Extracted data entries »
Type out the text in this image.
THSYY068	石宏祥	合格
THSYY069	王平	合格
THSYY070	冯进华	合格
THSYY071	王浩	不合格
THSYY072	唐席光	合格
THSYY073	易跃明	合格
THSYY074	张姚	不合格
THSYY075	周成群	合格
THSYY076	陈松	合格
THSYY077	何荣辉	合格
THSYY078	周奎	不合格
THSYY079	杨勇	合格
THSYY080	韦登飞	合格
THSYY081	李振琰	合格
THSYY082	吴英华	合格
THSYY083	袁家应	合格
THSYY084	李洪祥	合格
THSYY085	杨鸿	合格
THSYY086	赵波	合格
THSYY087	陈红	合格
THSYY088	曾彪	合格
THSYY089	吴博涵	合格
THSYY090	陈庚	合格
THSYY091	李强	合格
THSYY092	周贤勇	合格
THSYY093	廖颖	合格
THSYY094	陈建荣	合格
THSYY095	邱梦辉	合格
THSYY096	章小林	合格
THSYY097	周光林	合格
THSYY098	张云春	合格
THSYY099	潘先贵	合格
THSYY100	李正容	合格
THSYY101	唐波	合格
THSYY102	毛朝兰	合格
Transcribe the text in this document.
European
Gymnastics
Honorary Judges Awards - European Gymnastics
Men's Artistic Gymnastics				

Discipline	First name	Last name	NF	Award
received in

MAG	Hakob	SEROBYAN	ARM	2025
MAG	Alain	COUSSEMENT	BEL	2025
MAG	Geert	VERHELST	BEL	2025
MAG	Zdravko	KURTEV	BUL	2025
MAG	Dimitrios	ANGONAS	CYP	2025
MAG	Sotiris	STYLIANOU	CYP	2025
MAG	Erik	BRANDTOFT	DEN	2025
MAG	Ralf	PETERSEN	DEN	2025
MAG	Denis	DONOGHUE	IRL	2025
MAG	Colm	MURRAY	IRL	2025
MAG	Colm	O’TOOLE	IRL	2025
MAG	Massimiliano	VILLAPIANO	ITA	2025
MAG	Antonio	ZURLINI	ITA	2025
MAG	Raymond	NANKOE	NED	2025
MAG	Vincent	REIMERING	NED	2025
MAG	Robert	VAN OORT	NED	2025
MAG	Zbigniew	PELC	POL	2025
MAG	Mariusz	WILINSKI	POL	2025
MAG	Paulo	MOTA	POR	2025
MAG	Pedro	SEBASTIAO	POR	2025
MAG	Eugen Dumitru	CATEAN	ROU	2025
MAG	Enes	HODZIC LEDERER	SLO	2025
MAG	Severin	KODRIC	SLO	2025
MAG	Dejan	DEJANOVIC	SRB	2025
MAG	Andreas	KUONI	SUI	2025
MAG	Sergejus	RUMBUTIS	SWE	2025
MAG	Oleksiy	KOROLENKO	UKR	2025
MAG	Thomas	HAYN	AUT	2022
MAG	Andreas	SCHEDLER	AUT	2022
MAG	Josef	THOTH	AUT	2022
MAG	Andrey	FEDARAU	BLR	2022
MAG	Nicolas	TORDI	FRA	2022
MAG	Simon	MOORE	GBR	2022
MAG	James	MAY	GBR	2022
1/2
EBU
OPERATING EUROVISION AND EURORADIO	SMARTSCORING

SHORT PROBLEM »
Which lines above contain "this"? Show each of them.

WORKED SOLUTION »
Type out the text in this image.
Transcribe the text in this document.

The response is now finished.